> [What is asked]
In the records below, find each line containing the word "Millions" and copy it.

> [Input rows]

--

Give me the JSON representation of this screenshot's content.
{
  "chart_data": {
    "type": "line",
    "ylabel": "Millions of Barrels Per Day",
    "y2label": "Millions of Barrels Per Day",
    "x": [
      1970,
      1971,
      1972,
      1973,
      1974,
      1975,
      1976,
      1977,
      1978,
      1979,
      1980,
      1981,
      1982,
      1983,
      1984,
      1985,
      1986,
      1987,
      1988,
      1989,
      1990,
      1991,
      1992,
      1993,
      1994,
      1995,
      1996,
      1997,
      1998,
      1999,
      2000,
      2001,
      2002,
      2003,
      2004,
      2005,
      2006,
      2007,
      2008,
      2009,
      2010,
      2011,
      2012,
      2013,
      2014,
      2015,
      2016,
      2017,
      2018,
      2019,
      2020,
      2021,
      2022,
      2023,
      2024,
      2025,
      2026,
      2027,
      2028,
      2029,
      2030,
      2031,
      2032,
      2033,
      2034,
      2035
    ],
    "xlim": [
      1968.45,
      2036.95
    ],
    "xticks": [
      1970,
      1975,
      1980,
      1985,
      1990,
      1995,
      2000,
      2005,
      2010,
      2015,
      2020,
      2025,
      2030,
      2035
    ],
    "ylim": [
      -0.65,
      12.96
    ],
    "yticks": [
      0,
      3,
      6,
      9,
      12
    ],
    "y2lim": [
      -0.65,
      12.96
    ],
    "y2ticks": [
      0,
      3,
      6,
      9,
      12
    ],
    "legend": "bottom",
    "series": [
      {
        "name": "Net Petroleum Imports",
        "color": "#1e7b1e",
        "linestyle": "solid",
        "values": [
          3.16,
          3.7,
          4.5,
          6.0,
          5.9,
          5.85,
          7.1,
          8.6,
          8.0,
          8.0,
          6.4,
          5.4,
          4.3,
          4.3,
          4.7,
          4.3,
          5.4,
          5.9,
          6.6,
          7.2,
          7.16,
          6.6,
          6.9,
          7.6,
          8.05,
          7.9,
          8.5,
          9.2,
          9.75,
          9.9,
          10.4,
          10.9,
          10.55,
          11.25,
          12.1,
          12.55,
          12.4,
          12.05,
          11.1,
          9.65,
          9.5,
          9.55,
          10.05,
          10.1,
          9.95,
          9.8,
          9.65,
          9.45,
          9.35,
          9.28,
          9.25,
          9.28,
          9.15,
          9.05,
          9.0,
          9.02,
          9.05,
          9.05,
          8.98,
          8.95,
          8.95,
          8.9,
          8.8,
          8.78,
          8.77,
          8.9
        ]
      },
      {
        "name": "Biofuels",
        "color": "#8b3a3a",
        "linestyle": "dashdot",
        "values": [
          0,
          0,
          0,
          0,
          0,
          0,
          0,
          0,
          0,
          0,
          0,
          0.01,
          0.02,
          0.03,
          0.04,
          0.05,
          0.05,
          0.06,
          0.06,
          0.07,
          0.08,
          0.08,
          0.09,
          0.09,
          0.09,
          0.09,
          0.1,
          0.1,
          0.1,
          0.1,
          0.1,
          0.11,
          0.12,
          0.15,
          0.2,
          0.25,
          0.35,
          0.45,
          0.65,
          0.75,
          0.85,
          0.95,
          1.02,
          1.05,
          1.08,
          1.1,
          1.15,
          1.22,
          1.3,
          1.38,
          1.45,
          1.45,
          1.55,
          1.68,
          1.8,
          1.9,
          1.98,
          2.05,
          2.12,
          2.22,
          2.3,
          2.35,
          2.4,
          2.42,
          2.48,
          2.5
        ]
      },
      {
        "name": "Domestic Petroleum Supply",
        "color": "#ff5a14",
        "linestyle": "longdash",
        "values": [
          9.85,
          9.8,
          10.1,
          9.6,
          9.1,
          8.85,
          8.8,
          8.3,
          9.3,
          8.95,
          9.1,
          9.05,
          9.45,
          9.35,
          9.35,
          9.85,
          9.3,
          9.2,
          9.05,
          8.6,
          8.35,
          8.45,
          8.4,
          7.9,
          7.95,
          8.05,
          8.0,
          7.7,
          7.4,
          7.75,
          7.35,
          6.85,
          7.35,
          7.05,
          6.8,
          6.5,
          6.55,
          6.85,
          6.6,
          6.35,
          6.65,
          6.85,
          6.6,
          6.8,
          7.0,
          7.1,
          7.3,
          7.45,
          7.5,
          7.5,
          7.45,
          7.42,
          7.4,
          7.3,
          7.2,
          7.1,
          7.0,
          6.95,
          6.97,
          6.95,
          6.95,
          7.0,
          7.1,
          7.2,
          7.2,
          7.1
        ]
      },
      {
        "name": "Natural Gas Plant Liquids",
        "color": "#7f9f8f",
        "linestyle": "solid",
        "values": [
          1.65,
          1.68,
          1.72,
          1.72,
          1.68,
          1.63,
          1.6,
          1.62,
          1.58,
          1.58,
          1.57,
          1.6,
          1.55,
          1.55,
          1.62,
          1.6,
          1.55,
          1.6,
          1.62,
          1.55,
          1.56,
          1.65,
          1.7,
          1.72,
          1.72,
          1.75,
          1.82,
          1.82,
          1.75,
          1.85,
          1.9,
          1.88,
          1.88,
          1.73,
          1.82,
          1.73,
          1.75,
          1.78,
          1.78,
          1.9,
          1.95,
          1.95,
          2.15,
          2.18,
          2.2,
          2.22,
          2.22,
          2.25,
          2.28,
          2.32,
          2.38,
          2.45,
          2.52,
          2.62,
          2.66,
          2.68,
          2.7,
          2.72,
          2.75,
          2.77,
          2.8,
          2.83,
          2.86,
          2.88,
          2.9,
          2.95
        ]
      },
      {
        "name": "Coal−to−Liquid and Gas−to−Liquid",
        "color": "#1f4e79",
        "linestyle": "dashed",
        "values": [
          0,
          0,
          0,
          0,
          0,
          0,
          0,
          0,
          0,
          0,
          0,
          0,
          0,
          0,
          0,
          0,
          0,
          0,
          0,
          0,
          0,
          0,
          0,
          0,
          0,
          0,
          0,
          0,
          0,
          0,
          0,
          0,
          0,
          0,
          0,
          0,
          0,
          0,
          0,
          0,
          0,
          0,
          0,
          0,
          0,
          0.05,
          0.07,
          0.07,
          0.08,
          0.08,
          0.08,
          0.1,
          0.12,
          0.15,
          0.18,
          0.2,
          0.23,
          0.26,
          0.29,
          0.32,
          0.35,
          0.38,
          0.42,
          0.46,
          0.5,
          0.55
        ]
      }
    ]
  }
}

--

> [Problem solution]
    "ylabel": "Millions of Barrels Per Day",
    "y2label": "Millions of Barrels Per Day",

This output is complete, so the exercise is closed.